Raw data:
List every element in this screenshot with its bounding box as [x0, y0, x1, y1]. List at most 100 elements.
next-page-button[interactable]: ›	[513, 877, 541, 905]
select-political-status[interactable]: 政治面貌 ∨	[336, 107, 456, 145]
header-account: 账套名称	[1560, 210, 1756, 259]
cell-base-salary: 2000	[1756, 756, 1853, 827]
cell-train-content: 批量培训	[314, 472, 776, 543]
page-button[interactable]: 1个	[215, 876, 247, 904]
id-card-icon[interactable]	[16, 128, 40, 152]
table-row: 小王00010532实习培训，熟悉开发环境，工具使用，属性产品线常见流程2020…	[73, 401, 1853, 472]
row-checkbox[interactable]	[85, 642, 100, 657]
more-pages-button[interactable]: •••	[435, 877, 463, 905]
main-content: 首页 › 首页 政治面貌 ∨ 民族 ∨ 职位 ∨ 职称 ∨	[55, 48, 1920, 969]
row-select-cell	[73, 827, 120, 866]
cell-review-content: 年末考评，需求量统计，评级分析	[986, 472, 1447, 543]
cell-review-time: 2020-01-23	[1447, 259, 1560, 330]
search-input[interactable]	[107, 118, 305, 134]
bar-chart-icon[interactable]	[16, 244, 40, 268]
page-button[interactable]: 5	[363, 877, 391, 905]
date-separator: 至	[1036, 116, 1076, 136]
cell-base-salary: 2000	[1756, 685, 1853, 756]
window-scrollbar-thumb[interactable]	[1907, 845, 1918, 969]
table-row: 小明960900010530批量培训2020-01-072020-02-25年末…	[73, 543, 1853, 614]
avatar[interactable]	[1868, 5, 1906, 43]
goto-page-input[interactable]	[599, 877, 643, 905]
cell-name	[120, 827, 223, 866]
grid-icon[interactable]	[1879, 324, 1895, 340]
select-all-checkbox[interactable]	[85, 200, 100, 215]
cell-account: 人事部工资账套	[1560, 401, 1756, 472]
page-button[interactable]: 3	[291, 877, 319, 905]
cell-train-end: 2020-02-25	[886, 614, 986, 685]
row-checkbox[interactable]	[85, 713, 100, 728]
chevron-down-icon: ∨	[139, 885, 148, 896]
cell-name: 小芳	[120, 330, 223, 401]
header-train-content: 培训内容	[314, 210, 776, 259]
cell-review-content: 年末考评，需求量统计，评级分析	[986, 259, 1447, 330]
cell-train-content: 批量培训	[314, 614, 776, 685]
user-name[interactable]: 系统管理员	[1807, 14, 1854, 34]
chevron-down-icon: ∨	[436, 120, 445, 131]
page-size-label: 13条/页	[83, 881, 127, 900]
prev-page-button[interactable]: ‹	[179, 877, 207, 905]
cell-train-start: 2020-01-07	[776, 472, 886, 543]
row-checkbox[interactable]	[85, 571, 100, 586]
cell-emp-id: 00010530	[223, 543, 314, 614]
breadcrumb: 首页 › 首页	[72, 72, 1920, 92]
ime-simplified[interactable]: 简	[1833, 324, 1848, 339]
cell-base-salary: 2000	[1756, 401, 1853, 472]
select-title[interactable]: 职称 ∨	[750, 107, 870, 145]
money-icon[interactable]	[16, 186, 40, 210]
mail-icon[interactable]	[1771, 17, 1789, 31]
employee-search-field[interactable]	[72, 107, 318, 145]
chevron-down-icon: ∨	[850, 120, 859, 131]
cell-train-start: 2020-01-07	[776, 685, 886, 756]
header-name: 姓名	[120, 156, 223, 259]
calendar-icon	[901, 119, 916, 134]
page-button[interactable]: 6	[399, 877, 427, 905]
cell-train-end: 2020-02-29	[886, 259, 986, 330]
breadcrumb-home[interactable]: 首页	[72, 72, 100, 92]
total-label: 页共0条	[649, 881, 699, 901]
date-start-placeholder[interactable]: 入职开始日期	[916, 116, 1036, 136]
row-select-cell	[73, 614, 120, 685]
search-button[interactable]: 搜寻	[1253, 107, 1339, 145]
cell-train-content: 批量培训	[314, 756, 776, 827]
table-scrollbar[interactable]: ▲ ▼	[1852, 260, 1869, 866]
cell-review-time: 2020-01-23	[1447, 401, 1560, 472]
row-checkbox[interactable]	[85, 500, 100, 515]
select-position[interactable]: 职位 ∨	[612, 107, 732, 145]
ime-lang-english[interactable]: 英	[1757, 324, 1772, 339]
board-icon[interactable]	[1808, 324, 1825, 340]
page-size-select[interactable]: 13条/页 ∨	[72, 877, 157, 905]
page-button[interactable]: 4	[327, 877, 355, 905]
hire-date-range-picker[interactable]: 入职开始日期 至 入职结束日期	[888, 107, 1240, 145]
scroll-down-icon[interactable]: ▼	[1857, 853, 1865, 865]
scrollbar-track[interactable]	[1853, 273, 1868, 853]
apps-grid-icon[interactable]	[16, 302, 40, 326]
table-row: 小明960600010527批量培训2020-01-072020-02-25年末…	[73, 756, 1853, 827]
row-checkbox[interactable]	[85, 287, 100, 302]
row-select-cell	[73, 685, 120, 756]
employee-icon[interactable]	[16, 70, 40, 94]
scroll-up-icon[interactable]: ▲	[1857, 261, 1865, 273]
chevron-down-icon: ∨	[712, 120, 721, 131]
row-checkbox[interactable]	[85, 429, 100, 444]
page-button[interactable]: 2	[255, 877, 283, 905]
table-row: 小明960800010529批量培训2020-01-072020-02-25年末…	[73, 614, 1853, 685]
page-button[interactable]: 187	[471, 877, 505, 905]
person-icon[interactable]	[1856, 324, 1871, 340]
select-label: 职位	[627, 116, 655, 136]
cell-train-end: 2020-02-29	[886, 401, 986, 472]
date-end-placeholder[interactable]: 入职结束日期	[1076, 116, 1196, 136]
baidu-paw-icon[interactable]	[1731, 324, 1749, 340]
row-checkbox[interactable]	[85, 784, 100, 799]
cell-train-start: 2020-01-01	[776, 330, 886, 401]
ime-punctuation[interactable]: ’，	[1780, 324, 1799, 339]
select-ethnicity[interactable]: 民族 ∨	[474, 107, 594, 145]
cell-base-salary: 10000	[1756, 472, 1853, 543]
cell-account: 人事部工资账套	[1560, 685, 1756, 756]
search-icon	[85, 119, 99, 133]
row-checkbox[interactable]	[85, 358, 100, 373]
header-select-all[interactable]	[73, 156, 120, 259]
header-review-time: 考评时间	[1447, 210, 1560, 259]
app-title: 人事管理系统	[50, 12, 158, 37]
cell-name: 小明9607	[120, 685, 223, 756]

#### Request:
Give every line of the data above as a JSON list of strings, one string per line, leaving out blank lines.

#### Result of this task:
[
  "List every element in this screenshot with its bounding box as [x0, y0, x1, y1]. List at most 100 elements.",
  "next-page-button[interactable]: ›\t[513, 877, 541, 905]",
  "select-political-status[interactable]: 政治面貌 ∨\t[336, 107, 456, 145]",
  "header-account: 账套名称\t[1560, 210, 1756, 259]",
  "cell-base-salary: 2000\t[1756, 756, 1853, 827]",
  "cell-train-content: 批量培训\t[314, 472, 776, 543]",
  "page-button[interactable]: 1个\t[215, 876, 247, 904]",
  "id-card-icon[interactable]\t[16, 128, 40, 152]",
  "table-row: 小王00010532实习培训，熟悉开发环境，工具使用，属性产品线常见流程2020…\t[73, 401, 1853, 472]",
  "row-checkbox[interactable]\t[85, 642, 100, 657]",
  "more-pages-button[interactable]: •••\t[435, 877, 463, 905]",
  "main-content: 首页 › 首页 政治面貌 ∨ 民族 ∨ 职位 ∨ 职称 ∨\t[55, 48, 1920, 969]",
  "row-select-cell\t[73, 827, 120, 866]",
  "cell-review-content: 年末考评，需求量统计，评级分析\t[986, 472, 1447, 543]",
  "cell-review-time: 2020-01-23\t[1447, 259, 1560, 330]",
  "search-input[interactable]\t[107, 118, 305, 134]",
  "bar-chart-icon[interactable]\t[16, 244, 40, 268]",
  "page-button[interactable]: 5\t[363, 877, 391, 905]",
  "date-separator: 至\t[1036, 116, 1076, 136]",
  "cell-base-salary: 2000\t[1756, 685, 1853, 756]",
  "window-scrollbar-thumb[interactable]\t[1907, 845, 1918, 969]",
  "table-row: 小明960900010530批量培训2020-01-072020-02-25年末…\t[73, 543, 1853, 614]",
  "avatar[interactable]\t[1868, 5, 1906, 43]",
  "goto-page-input[interactable]\t[599, 877, 643, 905]",
  "cell-name\t[120, 827, 223, 866]",
  "grid-icon[interactable]\t[1879, 324, 1895, 340]",
  "select-all-checkbox[interactable]\t[85, 200, 100, 215]",
  "cell-account: 人事部工资账套\t[1560, 401, 1756, 472]",
  "page-button[interactable]: 3\t[291, 877, 319, 905]",
  "cell-train-end: 2020-02-25\t[886, 614, 986, 685]",
  "row-checkbox[interactable]\t[85, 713, 100, 728]",
  "chevron-down-icon: ∨\t[139, 885, 148, 896]",
  "cell-name: 小芳\t[120, 330, 223, 401]",
  "header-train-content: 培训内容\t[314, 210, 776, 259]",
  "cell-review-content: 年末考评，需求量统计，评级分析\t[986, 259, 1447, 330]",
  "cell-train-content: 批量培训\t[314, 614, 776, 685]",
  "user-name[interactable]: 系统管理员\t[1807, 14, 1854, 34]",
  "chevron-down-icon: ∨\t[436, 120, 445, 131]",
  "page-size-label: 13条/页\t[83, 881, 127, 900]",
  "prev-page-button[interactable]: ‹\t[179, 877, 207, 905]",
  "cell-train-start: 2020-01-07\t[776, 472, 886, 543]",
  "row-checkbox[interactable]\t[85, 571, 100, 586]",
  "cell-emp-id: 00010530\t[223, 543, 314, 614]",
  "breadcrumb: 首页 › 首页\t[72, 72, 1920, 92]",
  "ime-simplified[interactable]: 简\t[1833, 324, 1848, 339]",
  "cell-base-salary: 2000\t[1756, 401, 1853, 472]",
  "select-title[interactable]: 职称 ∨\t[750, 107, 870, 145]",
  "money-icon[interactable]\t[16, 186, 40, 210]",
  "mail-icon[interactable]\t[1771, 17, 1789, 31]",
  "employee-search-field[interactable]\t[72, 107, 318, 145]",
  "chevron-down-icon: ∨\t[850, 120, 859, 131]",
  "cell-train-start: 2020-01-07\t[776, 685, 886, 756]",
  "header-name: 姓名\t[120, 156, 223, 259]",
  "calendar-icon\t[901, 119, 916, 134]",
  "page-button[interactable]: 6\t[399, 877, 427, 905]",
  "cell-train-end: 2020-02-29\t[886, 259, 986, 330]",
  "breadcrumb-home[interactable]: 首页\t[72, 72, 100, 92]",
  "total-label: 页共0条\t[649, 881, 699, 901]",
  "date-start-placeholder[interactable]: 入职开始日期\t[916, 116, 1036, 136]",
  "row-select-cell\t[73, 614, 120, 685]",
  "search-button[interactable]: 搜寻\t[1253, 107, 1339, 145]",
  "cell-train-content: 批量培训\t[314, 756, 776, 827]",
  "table-scrollbar[interactable]: ▲ ▼\t[1852, 260, 1869, 866]",
  "cell-review-time: 2020-01-23\t[1447, 401, 1560, 472]",
  "row-checkbox[interactable]\t[85, 500, 100, 515]",
  "select-position[interactable]: 职位 ∨\t[612, 107, 732, 145]",
  "ime-lang-english[interactable]: 英\t[1757, 324, 1772, 339]",
  "board-icon[interactable]\t[1808, 324, 1825, 340]",
  "page-size-select[interactable]: 13条/页 ∨\t[72, 877, 157, 905]",
  "page-button[interactable]: 4\t[327, 877, 355, 905]",
  "hire-date-range-picker[interactable]: 入职开始日期 至 入职结束日期\t[888, 107, 1240, 145]",
  "scroll-down-icon[interactable]: ▼\t[1857, 853, 1865, 865]",
  "scrollbar-track[interactable]\t[1853, 273, 1868, 853]",
  "apps-grid-icon[interactable]\t[16, 302, 40, 326]",
  "table-row: 小明960600010527批量培训2020-01-072020-02-25年末…\t[73, 756, 1853, 827]",
  "row-checkbox[interactable]\t[85, 287, 100, 302]",
  "row-select-cell\t[73, 685, 120, 756]",
  "employee-icon[interactable]\t[16, 70, 40, 94]",
  "scroll-up-icon[interactable]: ▲\t[1857, 261, 1865, 273]",
  "chevron-down-icon: ∨\t[712, 120, 721, 131]",
  "row-checkbox[interactable]\t[85, 429, 100, 444]",
  "page-button[interactable]: 2\t[255, 877, 283, 905]",
  "table-row: 小明960800010529批量培训2020-01-072020-02-25年末…\t[73, 614, 1853, 685]",
  "page-button[interactable]: 187\t[471, 877, 505, 905]",
  "person-icon[interactable]\t[1856, 324, 1871, 340]",
  "select-label: 职位\t[627, 116, 655, 136]",
  "cell-train-end: 2020-02-29\t[886, 401, 986, 472]",
  "date-end-placeholder[interactable]: 入职结束日期\t[1076, 116, 1196, 136]",
  "baidu-paw-icon[interactable]\t[1731, 324, 1749, 340]",
  "row-checkbox[interactable]\t[85, 784, 100, 799]",
  "cell-train-start: 2020-01-01\t[776, 330, 886, 401]",
  "ime-punctuation[interactable]: ’，\t[1780, 324, 1799, 339]",
  "select-ethnicity[interactable]: 民族 ∨\t[474, 107, 594, 145]",
  "cell-base-salary: 10000\t[1756, 472, 1853, 543]",
  "cell-account: 人事部工资账套\t[1560, 685, 1756, 756]",
  "search-icon\t[85, 119, 99, 133]",
  "row-checkbox[interactable]\t[85, 358, 100, 373]",
  "header-select-all[interactable]\t[73, 156, 120, 259]",
  "header-review-time: 考评时间\t[1447, 210, 1560, 259]",
  "app-title: 人事管理系统\t[50, 12, 158, 37]",
  "cell-name: 小明9607\t[120, 685, 223, 756]"
]